• _Work instructions_:
Your task is to extract every line from the material below exactly.

• _Extracted entries_:
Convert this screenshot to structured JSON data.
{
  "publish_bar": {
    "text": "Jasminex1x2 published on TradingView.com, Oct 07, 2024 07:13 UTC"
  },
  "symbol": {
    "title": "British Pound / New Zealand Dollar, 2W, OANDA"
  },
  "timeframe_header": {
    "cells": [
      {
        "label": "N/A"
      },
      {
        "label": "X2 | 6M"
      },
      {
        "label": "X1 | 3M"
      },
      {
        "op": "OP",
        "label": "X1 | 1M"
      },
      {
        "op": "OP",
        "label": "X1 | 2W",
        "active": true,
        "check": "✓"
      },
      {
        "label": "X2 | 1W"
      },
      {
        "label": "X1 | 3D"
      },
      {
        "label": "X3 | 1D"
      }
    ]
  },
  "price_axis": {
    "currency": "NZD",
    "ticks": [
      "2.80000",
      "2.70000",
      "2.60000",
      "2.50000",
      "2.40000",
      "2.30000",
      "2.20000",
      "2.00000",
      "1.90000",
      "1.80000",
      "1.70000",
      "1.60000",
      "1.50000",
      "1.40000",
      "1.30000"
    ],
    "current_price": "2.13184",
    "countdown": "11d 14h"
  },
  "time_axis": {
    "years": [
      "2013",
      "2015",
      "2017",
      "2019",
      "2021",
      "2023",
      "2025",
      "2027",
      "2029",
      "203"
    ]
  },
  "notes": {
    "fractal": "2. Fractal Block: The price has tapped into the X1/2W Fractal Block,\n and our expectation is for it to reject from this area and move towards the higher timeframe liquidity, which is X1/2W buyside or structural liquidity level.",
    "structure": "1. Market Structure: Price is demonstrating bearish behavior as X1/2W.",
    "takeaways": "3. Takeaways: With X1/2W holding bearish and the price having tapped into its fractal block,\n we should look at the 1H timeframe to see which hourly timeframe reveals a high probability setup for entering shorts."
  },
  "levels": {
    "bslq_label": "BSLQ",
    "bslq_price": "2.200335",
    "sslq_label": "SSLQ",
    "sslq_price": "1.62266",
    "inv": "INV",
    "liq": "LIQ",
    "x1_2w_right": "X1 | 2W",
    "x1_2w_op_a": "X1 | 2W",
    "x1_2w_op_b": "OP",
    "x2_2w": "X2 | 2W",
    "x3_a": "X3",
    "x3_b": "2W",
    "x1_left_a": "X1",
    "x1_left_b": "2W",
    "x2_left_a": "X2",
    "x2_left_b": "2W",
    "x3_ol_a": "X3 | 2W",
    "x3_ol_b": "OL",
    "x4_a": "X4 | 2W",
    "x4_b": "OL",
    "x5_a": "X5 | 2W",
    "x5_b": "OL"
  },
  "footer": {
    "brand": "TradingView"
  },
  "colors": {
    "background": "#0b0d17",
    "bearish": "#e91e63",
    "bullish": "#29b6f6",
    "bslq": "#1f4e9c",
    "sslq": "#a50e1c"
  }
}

• _Answer for the task_:
Convert this screenshot to structured JSON data.
{
  "publish_bar": {
    "text": "Jasminex1x2 published on TradingView.com, Oct 07, 2024 07:13 UTC"
  },
  "symbol": {
    "title": "British Pound / New Zealand Dollar, 2W, OANDA"
  },
  "timeframe_header": {
    "cells": [
      {
        "label": "N/A"
      },
      {
        "label": "X2 | 6M"
      },
      {
        "label": "X1 | 3M"
      },
      {
        "op": "OP",
        "label": "X1 | 1M"
      },
      {
        "op": "OP",
        "label": "X1 | 2W",
        "active": true,
        "check": "✓"
      },
      {
        "label": "X2 | 1W"
      },
      {
        "label": "X1 | 3D"
      },
      {
        "label": "X3 | 1D"
      }
    ]
  },
  "price_axis": {
    "currency": "NZD",
    "ticks": [
      "2.80000",
      "2.70000",
      "2.60000",
      "2.50000",
      "2.40000",
      "2.30000",
      "2.20000",
      "2.00000",
      "1.90000",
      "1.80000",
      "1.70000",
      "1.60000",
      "1.50000",
      "1.40000",
      "1.30000"
    ],
    "current_price": "2.13184",
    "countdown": "11d 14h"
  },
  "time_axis": {
    "years": [
      "2013",
      "2015",
      "2017",
      "2019",
      "2021",
      "2023",
      "2025",
      "2027",
      "2029",
      "203"
    ]
  },
  "notes": {
    "fractal": "2. Fractal Block: The price has tapped into the X1/2W Fractal Block,\n and our expectation is for it to reject from this area and move towards the higher timeframe liquidity, which is X1/2W buyside or structural liquidity level.",
    "structure": "1. Market Structure: Price is demonstrating bearish behavior as X1/2W.",
    "takeaways": "3. Takeaways: With X1/2W holding bearish and the price having tapped into its fractal block,\n we should look at the 1H timeframe to see which hourly timeframe reveals a high probability setup for entering shorts."
  },
  "levels": {
    "bslq_label": "BSLQ",
    "bslq_price": "2.200335",
    "sslq_label": "SSLQ",
    "sslq_price": "1.62266",
    "inv": "INV",
    "liq": "LIQ",
    "x1_2w_right": "X1 | 2W",
    "x1_2w_op_a": "X1 | 2W",
    "x1_2w_op_b": "OP",
    "x2_2w": "X2 | 2W",
    "x3_a": "X3",
    "x3_b": "2W",
    "x1_left_a": "X1",
    "x1_left_b": "2W",
    "x2_left_a": "X2",
    "x2_left_b": "2W",
    "x3_ol_a": "X3 | 2W",
    "x3_ol_b": "OL",
    "x4_a": "X4 | 2W",
    "x4_b": "OL",
    "x5_a": "X5 | 2W",
    "x5_b": "OL"
  },
  "footer": {
    "brand": "TradingView"
  },
  "colors": {
    "background": "#0b0d17",
    "bearish": "#e91e63",
    "bullish": "#29b6f6",
    "bslq": "#1f4e9c",
    "sslq": "#a50e1c"
  }
}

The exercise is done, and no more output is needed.